#### Task requirements
State how many lines hold the word "JSON", with no other words.

#### Source data
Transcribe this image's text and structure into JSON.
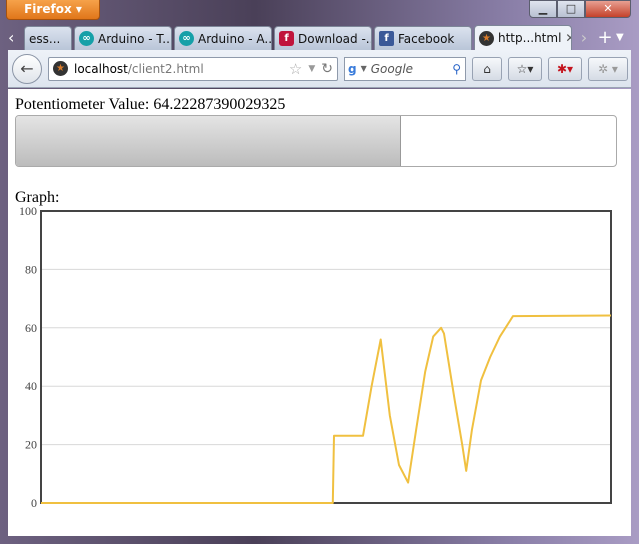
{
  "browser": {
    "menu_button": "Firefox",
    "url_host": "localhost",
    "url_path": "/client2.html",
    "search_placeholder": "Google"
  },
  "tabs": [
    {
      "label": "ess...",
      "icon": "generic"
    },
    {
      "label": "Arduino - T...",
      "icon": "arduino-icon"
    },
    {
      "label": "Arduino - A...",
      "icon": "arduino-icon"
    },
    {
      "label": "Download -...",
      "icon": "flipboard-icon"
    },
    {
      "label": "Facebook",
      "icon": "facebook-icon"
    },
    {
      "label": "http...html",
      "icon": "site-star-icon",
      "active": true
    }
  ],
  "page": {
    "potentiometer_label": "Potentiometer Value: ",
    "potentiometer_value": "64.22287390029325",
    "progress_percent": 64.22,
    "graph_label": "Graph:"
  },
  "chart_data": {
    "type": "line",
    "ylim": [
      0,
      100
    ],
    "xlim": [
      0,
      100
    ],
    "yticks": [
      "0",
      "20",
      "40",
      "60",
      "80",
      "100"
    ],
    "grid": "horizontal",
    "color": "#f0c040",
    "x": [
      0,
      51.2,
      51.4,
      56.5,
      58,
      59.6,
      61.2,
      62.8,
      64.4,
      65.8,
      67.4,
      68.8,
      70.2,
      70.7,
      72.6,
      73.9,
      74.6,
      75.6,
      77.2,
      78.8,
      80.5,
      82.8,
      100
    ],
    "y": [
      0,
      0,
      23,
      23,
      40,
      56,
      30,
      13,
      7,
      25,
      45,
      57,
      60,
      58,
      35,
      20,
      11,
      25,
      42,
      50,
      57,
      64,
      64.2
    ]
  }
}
...
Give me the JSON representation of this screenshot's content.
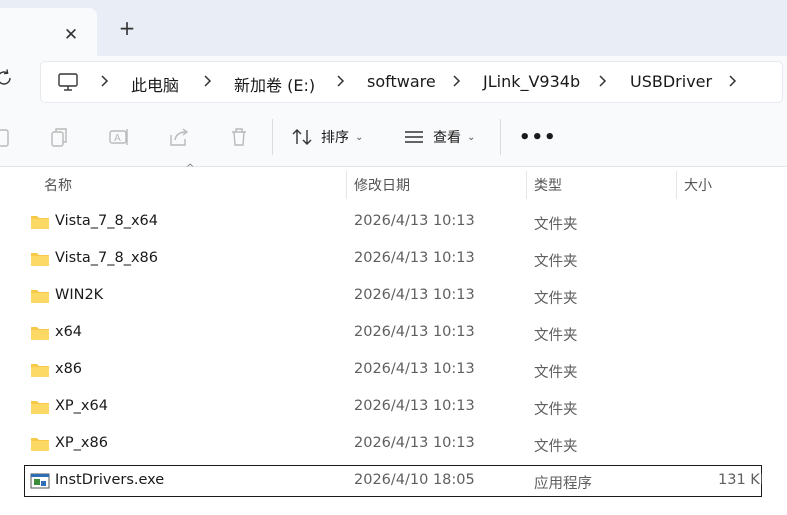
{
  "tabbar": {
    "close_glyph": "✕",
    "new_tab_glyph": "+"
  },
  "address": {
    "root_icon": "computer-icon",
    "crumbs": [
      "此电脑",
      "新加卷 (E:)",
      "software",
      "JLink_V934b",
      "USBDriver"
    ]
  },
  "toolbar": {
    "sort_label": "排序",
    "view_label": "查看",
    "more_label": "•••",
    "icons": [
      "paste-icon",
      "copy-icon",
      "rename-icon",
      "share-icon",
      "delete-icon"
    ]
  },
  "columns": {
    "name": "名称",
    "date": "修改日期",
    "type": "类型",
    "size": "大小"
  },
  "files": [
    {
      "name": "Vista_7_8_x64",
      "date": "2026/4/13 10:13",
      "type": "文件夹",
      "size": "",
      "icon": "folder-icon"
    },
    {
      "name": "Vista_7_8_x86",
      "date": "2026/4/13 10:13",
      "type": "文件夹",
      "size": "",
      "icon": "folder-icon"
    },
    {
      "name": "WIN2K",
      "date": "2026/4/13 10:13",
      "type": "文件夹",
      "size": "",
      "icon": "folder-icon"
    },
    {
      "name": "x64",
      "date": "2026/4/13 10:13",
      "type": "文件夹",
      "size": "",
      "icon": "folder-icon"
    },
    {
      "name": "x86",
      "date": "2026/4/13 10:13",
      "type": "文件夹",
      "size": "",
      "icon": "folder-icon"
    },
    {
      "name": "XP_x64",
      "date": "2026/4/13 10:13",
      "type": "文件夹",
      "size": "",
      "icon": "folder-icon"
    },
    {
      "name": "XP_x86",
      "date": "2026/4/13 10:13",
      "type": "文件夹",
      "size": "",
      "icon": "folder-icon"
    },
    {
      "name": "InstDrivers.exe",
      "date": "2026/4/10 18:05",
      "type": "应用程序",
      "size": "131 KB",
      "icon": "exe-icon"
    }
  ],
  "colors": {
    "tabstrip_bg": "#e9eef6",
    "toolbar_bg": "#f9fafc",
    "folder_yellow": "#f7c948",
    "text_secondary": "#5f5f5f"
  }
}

#### Final result
2